DIRECTIONS FOR THIS TASK: Determine how many lines carry the word "March". Output that number only.

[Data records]
^^^^

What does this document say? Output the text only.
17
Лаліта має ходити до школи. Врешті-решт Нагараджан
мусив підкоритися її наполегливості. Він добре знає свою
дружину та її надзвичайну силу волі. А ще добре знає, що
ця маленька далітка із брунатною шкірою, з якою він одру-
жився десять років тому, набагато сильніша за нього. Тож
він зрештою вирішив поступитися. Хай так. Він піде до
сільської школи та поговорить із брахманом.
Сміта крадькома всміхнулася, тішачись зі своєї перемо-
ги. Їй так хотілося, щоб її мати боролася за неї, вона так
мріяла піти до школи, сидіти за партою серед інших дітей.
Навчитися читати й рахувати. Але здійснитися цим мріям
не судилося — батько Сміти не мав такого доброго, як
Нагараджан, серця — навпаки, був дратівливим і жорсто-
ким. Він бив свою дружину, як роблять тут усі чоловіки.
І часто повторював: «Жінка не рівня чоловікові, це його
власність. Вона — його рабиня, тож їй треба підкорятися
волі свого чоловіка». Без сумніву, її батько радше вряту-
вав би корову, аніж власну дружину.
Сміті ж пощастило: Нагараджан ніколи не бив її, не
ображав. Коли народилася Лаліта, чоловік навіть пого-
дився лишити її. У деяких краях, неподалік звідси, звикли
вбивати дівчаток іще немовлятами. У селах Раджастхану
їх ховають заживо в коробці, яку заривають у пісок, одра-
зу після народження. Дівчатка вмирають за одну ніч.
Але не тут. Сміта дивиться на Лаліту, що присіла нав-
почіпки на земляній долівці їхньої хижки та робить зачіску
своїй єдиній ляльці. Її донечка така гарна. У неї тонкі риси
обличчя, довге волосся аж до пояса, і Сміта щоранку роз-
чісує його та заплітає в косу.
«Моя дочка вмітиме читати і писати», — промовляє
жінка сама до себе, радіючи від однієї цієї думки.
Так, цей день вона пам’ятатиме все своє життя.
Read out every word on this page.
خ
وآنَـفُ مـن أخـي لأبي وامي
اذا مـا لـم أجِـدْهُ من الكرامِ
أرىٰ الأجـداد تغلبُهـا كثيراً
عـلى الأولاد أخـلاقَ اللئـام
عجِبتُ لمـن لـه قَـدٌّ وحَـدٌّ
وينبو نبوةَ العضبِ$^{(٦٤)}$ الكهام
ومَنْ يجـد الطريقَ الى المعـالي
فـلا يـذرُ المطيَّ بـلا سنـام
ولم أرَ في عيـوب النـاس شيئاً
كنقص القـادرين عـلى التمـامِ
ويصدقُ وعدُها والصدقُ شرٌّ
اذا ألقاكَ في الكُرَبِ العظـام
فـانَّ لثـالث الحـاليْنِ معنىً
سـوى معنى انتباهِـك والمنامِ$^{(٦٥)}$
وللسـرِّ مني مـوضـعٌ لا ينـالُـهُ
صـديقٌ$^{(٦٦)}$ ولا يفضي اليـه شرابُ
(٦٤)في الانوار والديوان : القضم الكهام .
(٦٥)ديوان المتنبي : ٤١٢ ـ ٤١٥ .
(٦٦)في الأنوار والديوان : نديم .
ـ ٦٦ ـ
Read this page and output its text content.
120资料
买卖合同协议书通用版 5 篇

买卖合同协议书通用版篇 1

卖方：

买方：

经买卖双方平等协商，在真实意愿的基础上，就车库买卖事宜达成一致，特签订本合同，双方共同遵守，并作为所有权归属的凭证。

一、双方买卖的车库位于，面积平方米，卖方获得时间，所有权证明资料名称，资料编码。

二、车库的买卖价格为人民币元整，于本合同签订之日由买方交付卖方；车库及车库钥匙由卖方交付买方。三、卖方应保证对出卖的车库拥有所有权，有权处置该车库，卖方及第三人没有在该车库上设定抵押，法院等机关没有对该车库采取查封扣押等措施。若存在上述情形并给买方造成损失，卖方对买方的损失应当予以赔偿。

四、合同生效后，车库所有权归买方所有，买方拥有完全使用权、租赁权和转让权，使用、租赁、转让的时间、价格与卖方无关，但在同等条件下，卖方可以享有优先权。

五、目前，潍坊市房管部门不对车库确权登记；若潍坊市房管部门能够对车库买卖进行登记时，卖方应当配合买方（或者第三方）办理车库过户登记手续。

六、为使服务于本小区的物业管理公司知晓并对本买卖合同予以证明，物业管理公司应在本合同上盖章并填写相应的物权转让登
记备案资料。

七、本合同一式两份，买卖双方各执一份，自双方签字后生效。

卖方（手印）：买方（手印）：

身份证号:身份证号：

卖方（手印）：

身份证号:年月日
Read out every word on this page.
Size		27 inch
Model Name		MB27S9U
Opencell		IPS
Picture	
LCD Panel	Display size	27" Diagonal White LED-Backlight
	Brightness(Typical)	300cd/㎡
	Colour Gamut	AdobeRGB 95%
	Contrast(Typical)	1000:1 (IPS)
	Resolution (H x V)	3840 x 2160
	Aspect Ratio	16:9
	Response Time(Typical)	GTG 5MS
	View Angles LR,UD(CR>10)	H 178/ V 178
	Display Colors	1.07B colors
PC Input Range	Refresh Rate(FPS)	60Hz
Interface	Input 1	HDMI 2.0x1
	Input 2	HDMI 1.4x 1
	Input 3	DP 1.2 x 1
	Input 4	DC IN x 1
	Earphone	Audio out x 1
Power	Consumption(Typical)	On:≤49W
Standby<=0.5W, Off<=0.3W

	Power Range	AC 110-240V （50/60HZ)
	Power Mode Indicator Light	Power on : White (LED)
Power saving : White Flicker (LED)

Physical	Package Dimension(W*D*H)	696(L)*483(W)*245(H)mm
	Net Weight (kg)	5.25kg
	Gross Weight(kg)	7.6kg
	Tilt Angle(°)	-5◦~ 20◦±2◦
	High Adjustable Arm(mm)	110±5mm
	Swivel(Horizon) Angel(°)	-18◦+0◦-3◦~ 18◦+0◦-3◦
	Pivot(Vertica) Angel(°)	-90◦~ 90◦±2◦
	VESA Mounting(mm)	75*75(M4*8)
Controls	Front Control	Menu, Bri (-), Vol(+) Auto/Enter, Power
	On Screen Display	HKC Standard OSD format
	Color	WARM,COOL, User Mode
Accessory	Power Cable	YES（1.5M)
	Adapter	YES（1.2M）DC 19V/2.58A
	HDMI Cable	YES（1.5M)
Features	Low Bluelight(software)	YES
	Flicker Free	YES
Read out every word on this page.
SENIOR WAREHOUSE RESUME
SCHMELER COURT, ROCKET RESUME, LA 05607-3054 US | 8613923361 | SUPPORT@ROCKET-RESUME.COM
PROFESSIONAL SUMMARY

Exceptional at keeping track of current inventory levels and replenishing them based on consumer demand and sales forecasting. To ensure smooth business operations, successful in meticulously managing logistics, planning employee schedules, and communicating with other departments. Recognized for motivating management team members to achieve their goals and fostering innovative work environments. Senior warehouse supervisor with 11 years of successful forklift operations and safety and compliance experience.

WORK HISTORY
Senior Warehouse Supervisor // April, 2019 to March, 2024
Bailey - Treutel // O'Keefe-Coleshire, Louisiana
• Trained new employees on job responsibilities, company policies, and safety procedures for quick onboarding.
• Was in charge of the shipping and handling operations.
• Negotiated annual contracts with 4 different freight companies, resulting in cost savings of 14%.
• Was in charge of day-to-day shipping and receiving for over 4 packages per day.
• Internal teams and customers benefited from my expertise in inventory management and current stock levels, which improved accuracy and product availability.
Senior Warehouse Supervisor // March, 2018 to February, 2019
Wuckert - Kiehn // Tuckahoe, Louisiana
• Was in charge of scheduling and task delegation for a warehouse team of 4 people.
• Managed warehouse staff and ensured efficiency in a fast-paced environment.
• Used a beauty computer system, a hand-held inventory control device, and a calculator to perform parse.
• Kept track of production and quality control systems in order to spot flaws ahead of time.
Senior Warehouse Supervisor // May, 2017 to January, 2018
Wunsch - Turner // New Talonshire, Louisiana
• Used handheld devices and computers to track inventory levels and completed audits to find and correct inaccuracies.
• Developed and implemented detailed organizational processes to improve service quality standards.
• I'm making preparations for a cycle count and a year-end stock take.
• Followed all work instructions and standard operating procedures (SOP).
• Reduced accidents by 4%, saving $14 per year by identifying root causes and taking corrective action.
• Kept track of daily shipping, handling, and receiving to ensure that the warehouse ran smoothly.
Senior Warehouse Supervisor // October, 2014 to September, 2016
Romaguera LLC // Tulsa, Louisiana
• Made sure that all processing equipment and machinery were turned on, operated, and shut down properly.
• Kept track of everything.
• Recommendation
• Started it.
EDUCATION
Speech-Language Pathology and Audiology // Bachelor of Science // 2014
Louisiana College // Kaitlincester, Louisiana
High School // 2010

^^^^

THE RESPONSE: 2